(begin)

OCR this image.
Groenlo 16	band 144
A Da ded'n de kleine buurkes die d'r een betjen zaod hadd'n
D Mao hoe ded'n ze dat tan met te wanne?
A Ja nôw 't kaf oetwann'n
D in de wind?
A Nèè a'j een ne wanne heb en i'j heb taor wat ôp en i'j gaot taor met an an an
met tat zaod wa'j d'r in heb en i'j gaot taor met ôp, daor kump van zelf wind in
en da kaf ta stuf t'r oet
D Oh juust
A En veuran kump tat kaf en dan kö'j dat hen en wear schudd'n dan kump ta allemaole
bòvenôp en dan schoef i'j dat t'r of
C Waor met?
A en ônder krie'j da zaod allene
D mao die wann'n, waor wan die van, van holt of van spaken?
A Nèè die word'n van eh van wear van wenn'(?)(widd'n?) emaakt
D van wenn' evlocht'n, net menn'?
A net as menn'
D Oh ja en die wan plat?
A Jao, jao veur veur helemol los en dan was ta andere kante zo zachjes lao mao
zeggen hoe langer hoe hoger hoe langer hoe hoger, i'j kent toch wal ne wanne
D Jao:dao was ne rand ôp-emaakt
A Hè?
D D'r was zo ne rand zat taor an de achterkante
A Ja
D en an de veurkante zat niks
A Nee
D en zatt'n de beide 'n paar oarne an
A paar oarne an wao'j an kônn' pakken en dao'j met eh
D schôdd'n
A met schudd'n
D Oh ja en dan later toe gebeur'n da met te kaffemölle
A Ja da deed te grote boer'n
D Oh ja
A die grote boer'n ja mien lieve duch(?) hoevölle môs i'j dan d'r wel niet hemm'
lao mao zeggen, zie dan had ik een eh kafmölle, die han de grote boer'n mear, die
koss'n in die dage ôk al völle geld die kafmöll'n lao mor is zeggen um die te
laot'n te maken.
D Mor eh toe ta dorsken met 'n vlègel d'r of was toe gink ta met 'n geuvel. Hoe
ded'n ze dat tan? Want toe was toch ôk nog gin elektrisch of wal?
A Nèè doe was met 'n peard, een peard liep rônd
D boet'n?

(end)
(begin)

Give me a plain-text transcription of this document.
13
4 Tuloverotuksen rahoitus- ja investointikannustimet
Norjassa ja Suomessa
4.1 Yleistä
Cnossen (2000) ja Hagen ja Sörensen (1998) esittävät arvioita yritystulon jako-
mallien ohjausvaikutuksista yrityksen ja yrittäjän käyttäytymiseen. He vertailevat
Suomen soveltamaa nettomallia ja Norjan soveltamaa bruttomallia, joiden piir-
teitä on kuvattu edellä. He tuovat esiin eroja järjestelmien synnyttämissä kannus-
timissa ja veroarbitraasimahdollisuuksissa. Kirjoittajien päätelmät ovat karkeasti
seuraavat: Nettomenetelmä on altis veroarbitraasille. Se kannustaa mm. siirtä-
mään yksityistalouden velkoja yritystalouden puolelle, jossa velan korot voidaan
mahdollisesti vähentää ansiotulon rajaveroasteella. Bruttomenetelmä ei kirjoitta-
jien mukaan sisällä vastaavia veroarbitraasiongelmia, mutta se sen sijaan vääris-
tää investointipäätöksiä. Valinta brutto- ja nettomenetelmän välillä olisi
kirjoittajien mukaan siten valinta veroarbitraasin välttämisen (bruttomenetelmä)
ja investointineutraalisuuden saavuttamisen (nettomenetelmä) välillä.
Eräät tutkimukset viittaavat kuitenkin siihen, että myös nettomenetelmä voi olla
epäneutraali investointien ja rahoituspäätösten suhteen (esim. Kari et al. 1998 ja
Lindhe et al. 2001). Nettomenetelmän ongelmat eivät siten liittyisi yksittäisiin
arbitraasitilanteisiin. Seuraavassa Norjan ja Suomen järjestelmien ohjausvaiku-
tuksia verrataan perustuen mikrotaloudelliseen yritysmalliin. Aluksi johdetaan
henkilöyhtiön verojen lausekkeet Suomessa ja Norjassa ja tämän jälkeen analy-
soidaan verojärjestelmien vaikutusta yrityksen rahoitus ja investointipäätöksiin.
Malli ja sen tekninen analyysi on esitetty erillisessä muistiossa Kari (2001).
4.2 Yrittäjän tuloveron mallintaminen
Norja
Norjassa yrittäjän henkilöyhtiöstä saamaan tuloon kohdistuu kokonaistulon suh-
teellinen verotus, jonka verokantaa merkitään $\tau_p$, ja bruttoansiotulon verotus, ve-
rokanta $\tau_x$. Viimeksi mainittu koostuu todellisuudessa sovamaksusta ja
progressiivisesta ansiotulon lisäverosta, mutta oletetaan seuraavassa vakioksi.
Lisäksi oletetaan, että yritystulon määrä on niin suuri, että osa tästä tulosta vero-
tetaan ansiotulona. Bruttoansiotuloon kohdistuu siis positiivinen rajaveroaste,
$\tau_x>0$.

(end)
(begin)

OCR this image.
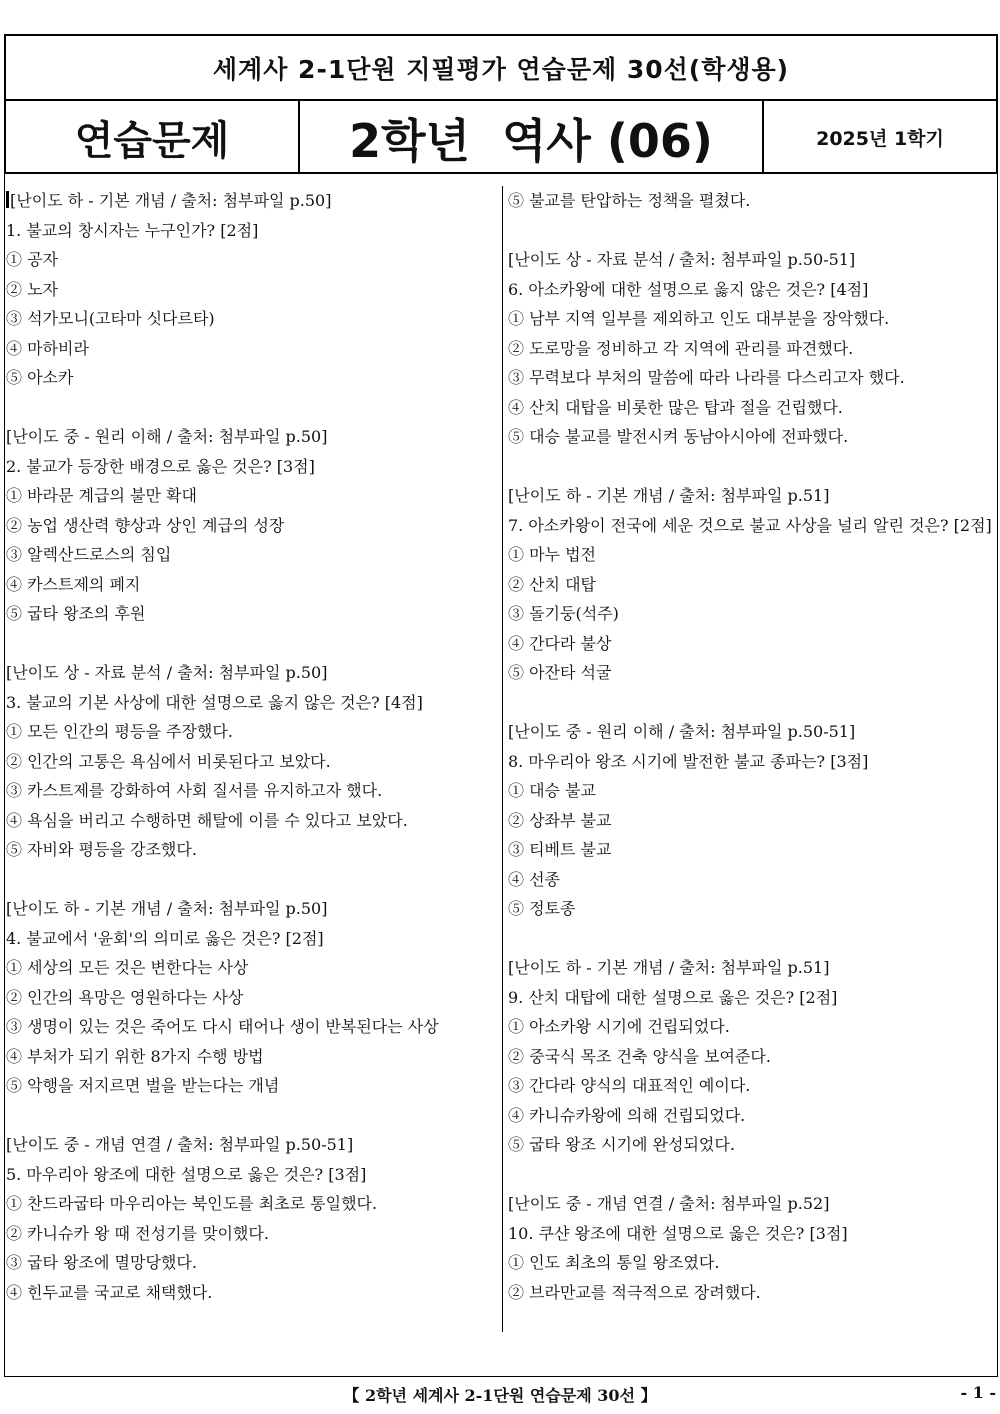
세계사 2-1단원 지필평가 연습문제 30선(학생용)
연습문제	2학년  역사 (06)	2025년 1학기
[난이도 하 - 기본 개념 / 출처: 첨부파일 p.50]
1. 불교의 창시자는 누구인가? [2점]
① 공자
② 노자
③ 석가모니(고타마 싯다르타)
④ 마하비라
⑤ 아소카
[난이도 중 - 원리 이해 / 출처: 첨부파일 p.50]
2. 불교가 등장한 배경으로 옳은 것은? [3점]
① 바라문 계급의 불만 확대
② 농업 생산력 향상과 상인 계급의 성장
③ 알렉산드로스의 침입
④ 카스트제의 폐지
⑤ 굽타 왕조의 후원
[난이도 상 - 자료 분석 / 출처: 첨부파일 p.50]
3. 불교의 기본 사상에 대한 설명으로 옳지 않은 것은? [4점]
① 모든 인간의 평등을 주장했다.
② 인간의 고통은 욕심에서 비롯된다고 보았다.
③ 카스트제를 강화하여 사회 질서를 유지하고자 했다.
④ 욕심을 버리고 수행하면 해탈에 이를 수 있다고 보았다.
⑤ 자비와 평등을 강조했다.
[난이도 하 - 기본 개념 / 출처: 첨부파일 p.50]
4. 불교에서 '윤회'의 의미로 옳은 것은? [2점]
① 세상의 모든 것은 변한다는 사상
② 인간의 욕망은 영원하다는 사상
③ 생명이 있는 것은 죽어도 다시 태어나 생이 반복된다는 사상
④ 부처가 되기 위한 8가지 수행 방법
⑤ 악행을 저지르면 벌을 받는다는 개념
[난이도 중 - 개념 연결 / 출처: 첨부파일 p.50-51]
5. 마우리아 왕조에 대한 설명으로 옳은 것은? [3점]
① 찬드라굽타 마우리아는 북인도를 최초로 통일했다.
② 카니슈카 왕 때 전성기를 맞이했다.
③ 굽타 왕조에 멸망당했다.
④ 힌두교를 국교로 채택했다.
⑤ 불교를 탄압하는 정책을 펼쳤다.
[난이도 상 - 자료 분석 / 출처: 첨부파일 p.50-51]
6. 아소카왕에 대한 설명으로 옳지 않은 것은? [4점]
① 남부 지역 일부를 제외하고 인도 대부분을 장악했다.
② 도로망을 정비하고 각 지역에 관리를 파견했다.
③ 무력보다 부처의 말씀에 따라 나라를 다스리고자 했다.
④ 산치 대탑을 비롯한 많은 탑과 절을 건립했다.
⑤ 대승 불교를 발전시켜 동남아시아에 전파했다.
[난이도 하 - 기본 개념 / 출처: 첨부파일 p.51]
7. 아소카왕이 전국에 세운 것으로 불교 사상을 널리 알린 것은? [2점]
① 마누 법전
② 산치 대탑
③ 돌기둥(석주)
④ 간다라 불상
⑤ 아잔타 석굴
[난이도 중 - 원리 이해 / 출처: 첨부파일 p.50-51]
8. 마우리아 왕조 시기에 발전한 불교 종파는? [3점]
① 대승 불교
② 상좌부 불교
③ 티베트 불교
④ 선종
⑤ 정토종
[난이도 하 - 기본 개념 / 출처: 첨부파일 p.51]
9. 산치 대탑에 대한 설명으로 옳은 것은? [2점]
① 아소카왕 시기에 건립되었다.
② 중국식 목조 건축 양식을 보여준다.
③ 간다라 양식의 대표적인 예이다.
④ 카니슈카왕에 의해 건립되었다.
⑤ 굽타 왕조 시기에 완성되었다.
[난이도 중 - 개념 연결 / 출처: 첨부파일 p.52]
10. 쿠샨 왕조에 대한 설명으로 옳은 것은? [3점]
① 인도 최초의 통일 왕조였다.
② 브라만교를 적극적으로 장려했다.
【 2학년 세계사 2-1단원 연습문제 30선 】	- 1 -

(end)

**Problem statement**: Read the data above. Pull out each line in which the string "연습문제" appears.

**Final result**:
세계사 2-1단원 지필평가 연습문제 30선(학생용)
연습문제	2학년  역사 (06)	2025년 1학기
【 2학년 세계사 2-1단원 연습문제 30선 】	- 1 -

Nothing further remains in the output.